The request | Pick out the lines below that contain the string "TradeWave" and copy them all.

Input rows |
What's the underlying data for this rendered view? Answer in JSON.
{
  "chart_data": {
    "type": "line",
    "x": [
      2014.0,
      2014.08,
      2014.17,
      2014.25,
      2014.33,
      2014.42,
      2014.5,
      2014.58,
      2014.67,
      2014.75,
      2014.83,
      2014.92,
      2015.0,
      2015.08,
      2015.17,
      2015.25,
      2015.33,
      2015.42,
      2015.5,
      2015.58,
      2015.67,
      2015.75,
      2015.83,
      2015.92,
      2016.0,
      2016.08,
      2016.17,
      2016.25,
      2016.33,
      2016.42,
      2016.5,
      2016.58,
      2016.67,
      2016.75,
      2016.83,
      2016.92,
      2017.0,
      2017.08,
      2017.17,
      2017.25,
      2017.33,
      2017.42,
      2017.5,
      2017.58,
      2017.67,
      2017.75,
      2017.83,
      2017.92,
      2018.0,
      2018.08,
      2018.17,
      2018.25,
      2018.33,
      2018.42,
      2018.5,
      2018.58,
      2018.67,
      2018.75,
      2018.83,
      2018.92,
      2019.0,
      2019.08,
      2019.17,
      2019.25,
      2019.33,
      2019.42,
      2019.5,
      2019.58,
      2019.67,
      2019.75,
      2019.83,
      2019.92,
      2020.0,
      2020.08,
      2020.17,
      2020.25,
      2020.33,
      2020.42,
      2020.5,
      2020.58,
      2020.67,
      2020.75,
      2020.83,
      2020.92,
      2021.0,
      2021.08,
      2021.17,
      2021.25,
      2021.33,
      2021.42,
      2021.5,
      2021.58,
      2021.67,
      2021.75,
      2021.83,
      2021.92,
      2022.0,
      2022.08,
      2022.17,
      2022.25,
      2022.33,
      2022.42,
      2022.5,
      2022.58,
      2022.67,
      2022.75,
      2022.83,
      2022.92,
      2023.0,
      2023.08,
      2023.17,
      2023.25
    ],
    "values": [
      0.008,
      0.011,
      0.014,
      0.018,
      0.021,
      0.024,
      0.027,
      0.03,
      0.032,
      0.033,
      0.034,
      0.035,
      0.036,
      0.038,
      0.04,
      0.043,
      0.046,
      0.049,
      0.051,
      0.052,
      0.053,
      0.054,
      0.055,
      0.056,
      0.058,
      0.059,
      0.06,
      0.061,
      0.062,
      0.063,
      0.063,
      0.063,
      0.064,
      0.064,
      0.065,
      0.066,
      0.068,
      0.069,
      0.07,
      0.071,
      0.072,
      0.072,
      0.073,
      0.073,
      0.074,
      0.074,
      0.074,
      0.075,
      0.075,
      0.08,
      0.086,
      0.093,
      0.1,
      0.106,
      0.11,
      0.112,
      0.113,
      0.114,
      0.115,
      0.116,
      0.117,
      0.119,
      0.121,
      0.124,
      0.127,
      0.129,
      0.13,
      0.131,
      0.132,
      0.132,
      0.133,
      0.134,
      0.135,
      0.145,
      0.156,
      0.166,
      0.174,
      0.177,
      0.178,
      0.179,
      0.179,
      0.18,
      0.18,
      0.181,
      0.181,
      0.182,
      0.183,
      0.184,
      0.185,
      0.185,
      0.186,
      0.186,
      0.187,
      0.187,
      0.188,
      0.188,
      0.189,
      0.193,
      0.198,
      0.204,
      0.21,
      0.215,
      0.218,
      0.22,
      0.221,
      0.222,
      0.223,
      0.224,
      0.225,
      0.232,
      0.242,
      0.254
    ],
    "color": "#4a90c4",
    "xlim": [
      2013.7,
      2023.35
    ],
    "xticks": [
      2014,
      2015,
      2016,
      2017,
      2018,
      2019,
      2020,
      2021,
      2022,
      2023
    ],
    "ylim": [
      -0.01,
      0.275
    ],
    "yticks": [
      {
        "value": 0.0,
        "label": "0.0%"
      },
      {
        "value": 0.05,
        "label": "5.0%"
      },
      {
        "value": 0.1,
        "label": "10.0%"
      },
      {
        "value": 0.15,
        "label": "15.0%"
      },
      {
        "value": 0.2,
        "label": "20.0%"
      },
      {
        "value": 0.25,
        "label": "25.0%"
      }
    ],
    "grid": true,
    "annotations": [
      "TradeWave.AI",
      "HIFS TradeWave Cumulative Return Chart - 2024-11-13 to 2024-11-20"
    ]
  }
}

Output |
      "TradeWave.AI",
      "HIFS TradeWave Cumulative Return Chart - 2024-11-13 to 2024-11-20"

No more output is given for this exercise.